- _Supplied information_
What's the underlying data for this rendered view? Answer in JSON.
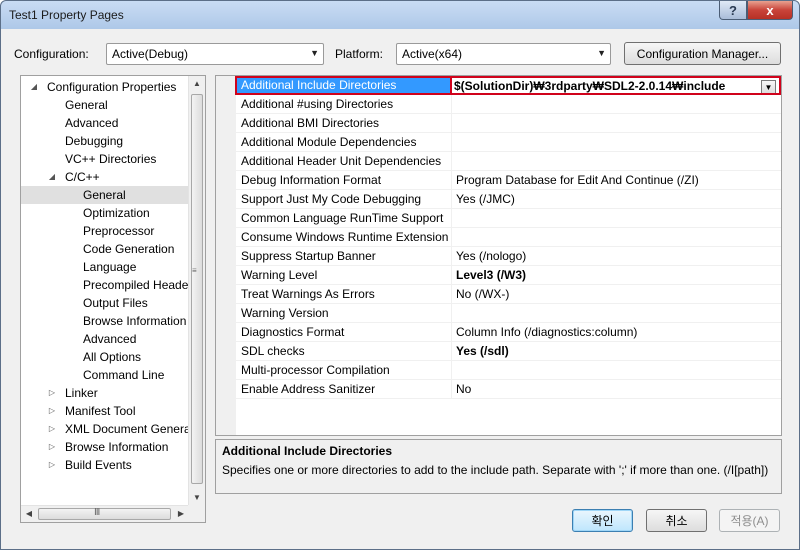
{
  "window": {
    "title": "Test1 Property Pages",
    "help_glyph": "?",
    "close_glyph": "x"
  },
  "toolbar": {
    "configuration_label": "Configuration:",
    "configuration_value": "Active(Debug)",
    "platform_label": "Platform:",
    "platform_value": "Active(x64)",
    "config_manager_label": "Configuration Manager..."
  },
  "tree": {
    "items": [
      {
        "label": "Configuration Properties",
        "level": 0,
        "expander": "expanded",
        "selected": false
      },
      {
        "label": "General",
        "level": 1,
        "expander": "",
        "selected": false
      },
      {
        "label": "Advanced",
        "level": 1,
        "expander": "",
        "selected": false
      },
      {
        "label": "Debugging",
        "level": 1,
        "expander": "",
        "selected": false
      },
      {
        "label": "VC++ Directories",
        "level": 1,
        "expander": "",
        "selected": false
      },
      {
        "label": "C/C++",
        "level": 1,
        "expander": "expanded",
        "selected": false
      },
      {
        "label": "General",
        "level": 2,
        "expander": "",
        "selected": true
      },
      {
        "label": "Optimization",
        "level": 2,
        "expander": "",
        "selected": false
      },
      {
        "label": "Preprocessor",
        "level": 2,
        "expander": "",
        "selected": false
      },
      {
        "label": "Code Generation",
        "level": 2,
        "expander": "",
        "selected": false
      },
      {
        "label": "Language",
        "level": 2,
        "expander": "",
        "selected": false
      },
      {
        "label": "Precompiled Heade",
        "level": 2,
        "expander": "",
        "selected": false
      },
      {
        "label": "Output Files",
        "level": 2,
        "expander": "",
        "selected": false
      },
      {
        "label": "Browse Information",
        "level": 2,
        "expander": "",
        "selected": false
      },
      {
        "label": "Advanced",
        "level": 2,
        "expander": "",
        "selected": false
      },
      {
        "label": "All Options",
        "level": 2,
        "expander": "",
        "selected": false
      },
      {
        "label": "Command Line",
        "level": 2,
        "expander": "",
        "selected": false
      },
      {
        "label": "Linker",
        "level": 1,
        "expander": "collapsed",
        "selected": false
      },
      {
        "label": "Manifest Tool",
        "level": 1,
        "expander": "collapsed",
        "selected": false
      },
      {
        "label": "XML Document Genera",
        "level": 1,
        "expander": "collapsed",
        "selected": false
      },
      {
        "label": "Browse Information",
        "level": 1,
        "expander": "collapsed",
        "selected": false
      },
      {
        "label": "Build Events",
        "level": 1,
        "expander": "collapsed",
        "selected": false
      }
    ],
    "hscroll_grip": "III"
  },
  "grid": {
    "rows": [
      {
        "name": "Additional Include Directories",
        "value": "$(SolutionDir)₩3rdparty₩SDL2-2.0.14₩include",
        "bold": true,
        "selected": true
      },
      {
        "name": "Additional #using Directories",
        "value": "",
        "bold": false,
        "selected": false
      },
      {
        "name": "Additional BMI Directories",
        "value": "",
        "bold": false,
        "selected": false
      },
      {
        "name": "Additional Module Dependencies",
        "value": "",
        "bold": false,
        "selected": false
      },
      {
        "name": "Additional Header Unit Dependencies",
        "value": "",
        "bold": false,
        "selected": false
      },
      {
        "name": "Debug Information Format",
        "value": "Program Database for Edit And Continue (/ZI)",
        "bold": false,
        "selected": false
      },
      {
        "name": "Support Just My Code Debugging",
        "value": "Yes (/JMC)",
        "bold": false,
        "selected": false
      },
      {
        "name": "Common Language RunTime Support",
        "value": "",
        "bold": false,
        "selected": false
      },
      {
        "name": "Consume Windows Runtime Extension",
        "value": "",
        "bold": false,
        "selected": false
      },
      {
        "name": "Suppress Startup Banner",
        "value": "Yes (/nologo)",
        "bold": false,
        "selected": false
      },
      {
        "name": "Warning Level",
        "value": "Level3 (/W3)",
        "bold": true,
        "selected": false
      },
      {
        "name": "Treat Warnings As Errors",
        "value": "No (/WX-)",
        "bold": false,
        "selected": false
      },
      {
        "name": "Warning Version",
        "value": "",
        "bold": false,
        "selected": false
      },
      {
        "name": "Diagnostics Format",
        "value": "Column Info (/diagnostics:column)",
        "bold": false,
        "selected": false
      },
      {
        "name": "SDL checks",
        "value": "Yes (/sdl)",
        "bold": true,
        "selected": false
      },
      {
        "name": "Multi-processor Compilation",
        "value": "",
        "bold": false,
        "selected": false
      },
      {
        "name": "Enable Address Sanitizer",
        "value": "No",
        "bold": false,
        "selected": false
      }
    ]
  },
  "description": {
    "title": "Additional Include Directories",
    "text": "Specifies one or more directories to add to the include path. Separate with ';' if more than one. (/I[path])"
  },
  "buttons": {
    "ok": "확인",
    "cancel": "취소",
    "apply": "적용(A)"
  },
  "colors": {
    "selection_blue": "#3399ff",
    "highlight_red": "#d0021b"
  }
}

- _Directive_
Print each line of the material above exactly, with the pictures removed from your copy.

- _Result of the task_
What's the underlying data for this rendered view? Answer in JSON.
{
  "window": {
    "title": "Test1 Property Pages",
    "help_glyph": "?",
    "close_glyph": "x"
  },
  "toolbar": {
    "configuration_label": "Configuration:",
    "configuration_value": "Active(Debug)",
    "platform_label": "Platform:",
    "platform_value": "Active(x64)",
    "config_manager_label": "Configuration Manager..."
  },
  "tree": {
    "items": [
      {
        "label": "Configuration Properties",
        "level": 0,
        "expander": "expanded",
        "selected": false
      },
      {
        "label": "General",
        "level": 1,
        "expander": "",
        "selected": false
      },
      {
        "label": "Advanced",
        "level": 1,
        "expander": "",
        "selected": false
      },
      {
        "label": "Debugging",
        "level": 1,
        "expander": "",
        "selected": false
      },
      {
        "label": "VC++ Directories",
        "level": 1,
        "expander": "",
        "selected": false
      },
      {
        "label": "C/C++",
        "level": 1,
        "expander": "expanded",
        "selected": false
      },
      {
        "label": "General",
        "level": 2,
        "expander": "",
        "selected": true
      },
      {
        "label": "Optimization",
        "level": 2,
        "expander": "",
        "selected": false
      },
      {
        "label": "Preprocessor",
        "level": 2,
        "expander": "",
        "selected": false
      },
      {
        "label": "Code Generation",
        "level": 2,
        "expander": "",
        "selected": false
      },
      {
        "label": "Language",
        "level": 2,
        "expander": "",
        "selected": false
      },
      {
        "label": "Precompiled Heade",
        "level": 2,
        "expander": "",
        "selected": false
      },
      {
        "label": "Output Files",
        "level": 2,
        "expander": "",
        "selected": false
      },
      {
        "label": "Browse Information",
        "level": 2,
        "expander": "",
        "selected": false
      },
      {
        "label": "Advanced",
        "level": 2,
        "expander": "",
        "selected": false
      },
      {
        "label": "All Options",
        "level": 2,
        "expander": "",
        "selected": false
      },
      {
        "label": "Command Line",
        "level": 2,
        "expander": "",
        "selected": false
      },
      {
        "label": "Linker",
        "level": 1,
        "expander": "collapsed",
        "selected": false
      },
      {
        "label": "Manifest Tool",
        "level": 1,
        "expander": "collapsed",
        "selected": false
      },
      {
        "label": "XML Document Genera",
        "level": 1,
        "expander": "collapsed",
        "selected": false
      },
      {
        "label": "Browse Information",
        "level": 1,
        "expander": "collapsed",
        "selected": false
      },
      {
        "label": "Build Events",
        "level": 1,
        "expander": "collapsed",
        "selected": false
      }
    ],
    "hscroll_grip": "III"
  },
  "grid": {
    "rows": [
      {
        "name": "Additional Include Directories",
        "value": "$(SolutionDir)₩3rdparty₩SDL2-2.0.14₩include",
        "bold": true,
        "selected": true
      },
      {
        "name": "Additional #using Directories",
        "value": "",
        "bold": false,
        "selected": false
      },
      {
        "name": "Additional BMI Directories",
        "value": "",
        "bold": false,
        "selected": false
      },
      {
        "name": "Additional Module Dependencies",
        "value": "",
        "bold": false,
        "selected": false
      },
      {
        "name": "Additional Header Unit Dependencies",
        "value": "",
        "bold": false,
        "selected": false
      },
      {
        "name": "Debug Information Format",
        "value": "Program Database for Edit And Continue (/ZI)",
        "bold": false,
        "selected": false
      },
      {
        "name": "Support Just My Code Debugging",
        "value": "Yes (/JMC)",
        "bold": false,
        "selected": false
      },
      {
        "name": "Common Language RunTime Support",
        "value": "",
        "bold": false,
        "selected": false
      },
      {
        "name": "Consume Windows Runtime Extension",
        "value": "",
        "bold": false,
        "selected": false
      },
      {
        "name": "Suppress Startup Banner",
        "value": "Yes (/nologo)",
        "bold": false,
        "selected": false
      },
      {
        "name": "Warning Level",
        "value": "Level3 (/W3)",
        "bold": true,
        "selected": false
      },
      {
        "name": "Treat Warnings As Errors",
        "value": "No (/WX-)",
        "bold": false,
        "selected": false
      },
      {
        "name": "Warning Version",
        "value": "",
        "bold": false,
        "selected": false
      },
      {
        "name": "Diagnostics Format",
        "value": "Column Info (/diagnostics:column)",
        "bold": false,
        "selected": false
      },
      {
        "name": "SDL checks",
        "value": "Yes (/sdl)",
        "bold": true,
        "selected": false
      },
      {
        "name": "Multi-processor Compilation",
        "value": "",
        "bold": false,
        "selected": false
      },
      {
        "name": "Enable Address Sanitizer",
        "value": "No",
        "bold": false,
        "selected": false
      }
    ]
  },
  "description": {
    "title": "Additional Include Directories",
    "text": "Specifies one or more directories to add to the include path. Separate with ';' if more than one. (/I[path])"
  },
  "buttons": {
    "ok": "확인",
    "cancel": "취소",
    "apply": "적용(A)"
  },
  "colors": {
    "selection_blue": "#3399ff",
    "highlight_red": "#d0021b"
  }
}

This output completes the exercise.